Gösterilen metin:
============

TEDBİR ALMAYA DAİR
Hülagu Han; Tarihteki en acımasız hükümdarlardandır. 1258’de, teslim olmayı reddeden Bağdat’a zorla girince, Halifeyi öldürtmüş, 250 bin (400 bin diyen de var) Bağdatlı’yı kılıçtan geçirmiş, bilim ve kültür merkezi olan bu şehirde, kırk gün süreyle her şey yağmalanmış, her şey; ibadethaneler, türbe ve kabristanlar, milyonlara varan dini ilmi eserin bulunduğu kütüphaneler, hastaneler, saraylar, tüm evler... Yakılıp yıkılmış, İslam âleminin bilimsel gerileme döneminin başlamasına sebep olunmuştur. Osmanlı’nın meşhur Divan Şairi Nedim bir gazelinde, Hulagu Han’ın tahribatına şöyle bir gönderme yapmıştır; Tahammül mülkünü yıktın Hulagu Han mısın kafir Aman dünyayı yakdın ateş-i suzan mısın kafir Nedim-i zarı bir kafir esir etmiş işitmişdim Sen ol cellad-ı din düşmen-i iman mısın kafir. Hülagu Han ‘ın komutasında Bağdat’a girildiğinde yapılan yağma, yıkım ve katliam... Hülagu’ya bile tiksinti verdiğinden, karargâhını şehrin dışında bir yere kurmuştur. Bir gün, o karargâhında, o beldenin en büyük âlimi ile görüşmek istediğini bildirir. Bu haber karşısında âlimler korku ve endişeye kapılırlar. Öldürülmek endişesiyle kimse bu davete icabet etmek istemez. Ancak Kadıhan isimli, ufak tefek daha sakalı bile bitmemiş genç bir âlim daveti kabul ettiğini söyleyerek Hülagu ile görüşmeye gidebileceğini, bunun için kendisine bir deve, bir keçi ve bir de horoz verilmesini ister.Genç âlimin istekleri hemen karşılanır.

============

(Kutulu öğe kayıtları)

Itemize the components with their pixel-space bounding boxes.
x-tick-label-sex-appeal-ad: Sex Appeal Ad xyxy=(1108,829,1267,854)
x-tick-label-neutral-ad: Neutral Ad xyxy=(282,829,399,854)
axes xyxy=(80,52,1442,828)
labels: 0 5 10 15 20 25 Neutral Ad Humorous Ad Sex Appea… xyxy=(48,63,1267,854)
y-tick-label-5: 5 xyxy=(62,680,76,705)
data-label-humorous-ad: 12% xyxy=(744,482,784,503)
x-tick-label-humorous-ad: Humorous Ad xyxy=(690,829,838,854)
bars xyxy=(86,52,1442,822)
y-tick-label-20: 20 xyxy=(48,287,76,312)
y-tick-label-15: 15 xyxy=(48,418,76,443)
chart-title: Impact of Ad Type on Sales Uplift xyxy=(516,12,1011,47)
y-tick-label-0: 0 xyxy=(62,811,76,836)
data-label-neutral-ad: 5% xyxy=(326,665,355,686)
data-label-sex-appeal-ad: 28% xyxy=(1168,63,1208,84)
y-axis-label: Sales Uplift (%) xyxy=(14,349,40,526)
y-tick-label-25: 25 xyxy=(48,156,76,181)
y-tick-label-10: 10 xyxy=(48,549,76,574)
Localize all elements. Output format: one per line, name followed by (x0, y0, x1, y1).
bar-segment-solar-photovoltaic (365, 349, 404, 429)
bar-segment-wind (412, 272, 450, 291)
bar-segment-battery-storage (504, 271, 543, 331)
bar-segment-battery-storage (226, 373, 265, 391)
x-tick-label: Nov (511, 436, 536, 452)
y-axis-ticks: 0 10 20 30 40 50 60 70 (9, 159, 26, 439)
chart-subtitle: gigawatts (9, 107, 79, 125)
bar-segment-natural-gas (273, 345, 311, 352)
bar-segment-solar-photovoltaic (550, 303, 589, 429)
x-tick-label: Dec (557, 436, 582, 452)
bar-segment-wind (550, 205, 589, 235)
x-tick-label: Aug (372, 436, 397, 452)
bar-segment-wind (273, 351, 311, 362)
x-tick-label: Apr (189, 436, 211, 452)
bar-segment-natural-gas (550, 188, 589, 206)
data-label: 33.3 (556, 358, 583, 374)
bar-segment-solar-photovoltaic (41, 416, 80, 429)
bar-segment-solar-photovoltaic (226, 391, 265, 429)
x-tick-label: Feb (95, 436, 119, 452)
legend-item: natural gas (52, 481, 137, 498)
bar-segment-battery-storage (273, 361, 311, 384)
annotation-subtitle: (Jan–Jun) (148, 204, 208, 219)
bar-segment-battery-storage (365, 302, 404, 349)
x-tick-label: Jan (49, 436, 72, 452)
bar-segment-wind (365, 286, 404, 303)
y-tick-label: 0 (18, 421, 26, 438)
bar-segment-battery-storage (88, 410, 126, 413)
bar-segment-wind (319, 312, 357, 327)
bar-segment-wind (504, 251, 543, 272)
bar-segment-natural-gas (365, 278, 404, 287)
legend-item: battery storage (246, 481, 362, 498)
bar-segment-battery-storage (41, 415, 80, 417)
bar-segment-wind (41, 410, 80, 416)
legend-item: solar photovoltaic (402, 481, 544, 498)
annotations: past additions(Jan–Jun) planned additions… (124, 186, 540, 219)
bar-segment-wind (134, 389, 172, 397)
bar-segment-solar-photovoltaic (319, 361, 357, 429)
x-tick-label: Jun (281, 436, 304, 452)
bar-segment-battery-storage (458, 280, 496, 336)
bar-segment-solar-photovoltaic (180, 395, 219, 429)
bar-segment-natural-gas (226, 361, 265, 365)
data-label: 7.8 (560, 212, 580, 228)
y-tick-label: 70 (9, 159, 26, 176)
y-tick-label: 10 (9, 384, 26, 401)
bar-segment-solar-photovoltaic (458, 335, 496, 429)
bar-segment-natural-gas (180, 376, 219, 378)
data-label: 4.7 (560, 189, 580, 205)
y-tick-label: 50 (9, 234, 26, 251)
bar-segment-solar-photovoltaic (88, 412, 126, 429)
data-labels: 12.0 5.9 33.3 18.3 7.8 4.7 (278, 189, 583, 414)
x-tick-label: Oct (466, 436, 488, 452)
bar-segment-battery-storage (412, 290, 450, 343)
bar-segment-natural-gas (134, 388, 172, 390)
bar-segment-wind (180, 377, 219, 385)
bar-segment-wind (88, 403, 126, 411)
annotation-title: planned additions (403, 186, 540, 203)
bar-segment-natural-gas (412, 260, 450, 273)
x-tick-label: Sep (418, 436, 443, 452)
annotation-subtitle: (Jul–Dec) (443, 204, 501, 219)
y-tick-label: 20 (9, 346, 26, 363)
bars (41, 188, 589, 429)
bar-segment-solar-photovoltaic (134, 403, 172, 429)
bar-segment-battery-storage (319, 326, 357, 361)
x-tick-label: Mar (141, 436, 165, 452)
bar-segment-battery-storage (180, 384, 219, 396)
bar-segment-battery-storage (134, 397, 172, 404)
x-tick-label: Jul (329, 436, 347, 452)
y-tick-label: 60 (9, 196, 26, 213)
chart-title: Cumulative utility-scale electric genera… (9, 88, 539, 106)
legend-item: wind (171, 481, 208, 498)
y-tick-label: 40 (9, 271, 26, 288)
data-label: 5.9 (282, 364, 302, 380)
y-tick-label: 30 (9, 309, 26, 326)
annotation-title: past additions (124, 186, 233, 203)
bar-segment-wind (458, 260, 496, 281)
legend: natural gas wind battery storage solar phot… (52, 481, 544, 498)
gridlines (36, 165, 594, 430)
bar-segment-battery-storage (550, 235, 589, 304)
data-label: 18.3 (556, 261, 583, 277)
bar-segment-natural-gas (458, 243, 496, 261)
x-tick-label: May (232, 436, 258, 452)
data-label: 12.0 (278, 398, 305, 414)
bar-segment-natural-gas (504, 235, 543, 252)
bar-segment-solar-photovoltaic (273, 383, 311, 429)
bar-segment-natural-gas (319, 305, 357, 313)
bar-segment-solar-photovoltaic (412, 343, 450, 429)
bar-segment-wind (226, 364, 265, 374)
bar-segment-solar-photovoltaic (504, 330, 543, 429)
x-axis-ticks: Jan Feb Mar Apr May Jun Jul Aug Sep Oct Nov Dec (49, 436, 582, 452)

============

Yapılacak görevler:
• 1. Hülagu Han ile ilgili metne göre Bağdat'taki yağma kaç gün sürdü?
• 2. Hülagu Han ile ilgili metni iki cümleyle özetleyin.

Görevlerin cevapları:
• 1. Kırk gün sürdü.

• 2. Hülagu Han 1258'de teslim olmayı reddeden Bağdat'a zorla girip Halifeyi öldürtmüş, çok sayıda Bağdatlıyı kılıçtan geçirmiş ve şehir kırk gün yağmalanıp yakılıp yıkılmıştır; bu, İslam âleminin bilimsel gerileme döneminin başlamasına sebep olmuştur. Hülagu, şehrin dışındaki karargâhında beldenin en büyük âlimiyle görüşmek isteyince âlimler korkuya kapılmış, ancak Kadıhan adlı genç bir âlim daveti kabul edip kendisine bir deve, bir keçi ve bir horoz verilmesini istemiştir.